▶ Task:
Using the material below, copy every line where "screenshot" appears.

▶ Stored rows:
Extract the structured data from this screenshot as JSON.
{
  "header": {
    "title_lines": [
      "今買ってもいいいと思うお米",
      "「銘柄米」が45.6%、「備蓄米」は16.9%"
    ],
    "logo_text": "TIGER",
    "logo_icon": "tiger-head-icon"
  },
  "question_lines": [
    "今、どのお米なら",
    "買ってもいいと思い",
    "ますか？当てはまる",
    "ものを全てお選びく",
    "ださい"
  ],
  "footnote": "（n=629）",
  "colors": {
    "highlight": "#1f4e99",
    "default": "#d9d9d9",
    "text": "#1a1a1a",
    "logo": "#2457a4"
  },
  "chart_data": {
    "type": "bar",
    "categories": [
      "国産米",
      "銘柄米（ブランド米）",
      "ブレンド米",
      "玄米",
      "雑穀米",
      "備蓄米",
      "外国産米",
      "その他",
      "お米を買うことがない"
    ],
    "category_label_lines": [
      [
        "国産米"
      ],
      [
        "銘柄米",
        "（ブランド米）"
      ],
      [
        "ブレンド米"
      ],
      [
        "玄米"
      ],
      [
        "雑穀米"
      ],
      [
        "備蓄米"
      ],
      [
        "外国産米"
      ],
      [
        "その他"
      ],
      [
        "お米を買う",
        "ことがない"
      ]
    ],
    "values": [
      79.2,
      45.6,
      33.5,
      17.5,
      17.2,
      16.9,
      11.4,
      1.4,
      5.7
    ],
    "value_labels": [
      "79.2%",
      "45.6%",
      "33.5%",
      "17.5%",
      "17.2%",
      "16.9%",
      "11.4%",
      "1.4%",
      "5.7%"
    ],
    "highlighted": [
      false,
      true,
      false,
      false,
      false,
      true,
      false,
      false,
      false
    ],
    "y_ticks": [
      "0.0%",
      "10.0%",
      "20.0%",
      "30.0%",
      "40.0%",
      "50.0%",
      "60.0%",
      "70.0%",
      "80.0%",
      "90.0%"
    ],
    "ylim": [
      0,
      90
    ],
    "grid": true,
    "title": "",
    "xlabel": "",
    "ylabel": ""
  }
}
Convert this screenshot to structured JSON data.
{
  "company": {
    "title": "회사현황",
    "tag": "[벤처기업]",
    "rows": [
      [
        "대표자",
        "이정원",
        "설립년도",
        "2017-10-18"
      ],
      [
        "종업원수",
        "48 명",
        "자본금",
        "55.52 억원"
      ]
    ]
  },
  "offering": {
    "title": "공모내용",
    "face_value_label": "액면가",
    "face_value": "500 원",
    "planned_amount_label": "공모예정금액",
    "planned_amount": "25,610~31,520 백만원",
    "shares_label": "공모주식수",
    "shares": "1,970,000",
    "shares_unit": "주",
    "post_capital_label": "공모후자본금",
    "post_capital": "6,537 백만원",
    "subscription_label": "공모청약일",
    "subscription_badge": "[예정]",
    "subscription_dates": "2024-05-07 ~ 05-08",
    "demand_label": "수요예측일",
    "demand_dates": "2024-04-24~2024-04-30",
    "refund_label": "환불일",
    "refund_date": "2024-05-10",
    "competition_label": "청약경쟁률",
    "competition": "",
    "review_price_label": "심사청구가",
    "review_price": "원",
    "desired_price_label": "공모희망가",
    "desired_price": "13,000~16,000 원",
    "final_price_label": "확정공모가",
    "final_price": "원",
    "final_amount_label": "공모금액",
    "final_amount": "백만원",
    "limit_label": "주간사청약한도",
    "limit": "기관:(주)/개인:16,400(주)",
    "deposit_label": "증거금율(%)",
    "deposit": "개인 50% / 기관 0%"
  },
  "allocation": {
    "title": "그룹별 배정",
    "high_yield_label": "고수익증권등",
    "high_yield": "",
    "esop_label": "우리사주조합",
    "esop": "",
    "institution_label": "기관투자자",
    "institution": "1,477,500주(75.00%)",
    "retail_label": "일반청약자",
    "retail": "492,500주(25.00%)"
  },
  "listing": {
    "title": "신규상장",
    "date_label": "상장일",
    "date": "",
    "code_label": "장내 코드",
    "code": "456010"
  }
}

▶ Full answer:
Extract the structured data from this screenshot as JSON.
Convert this screenshot to structured JSON data.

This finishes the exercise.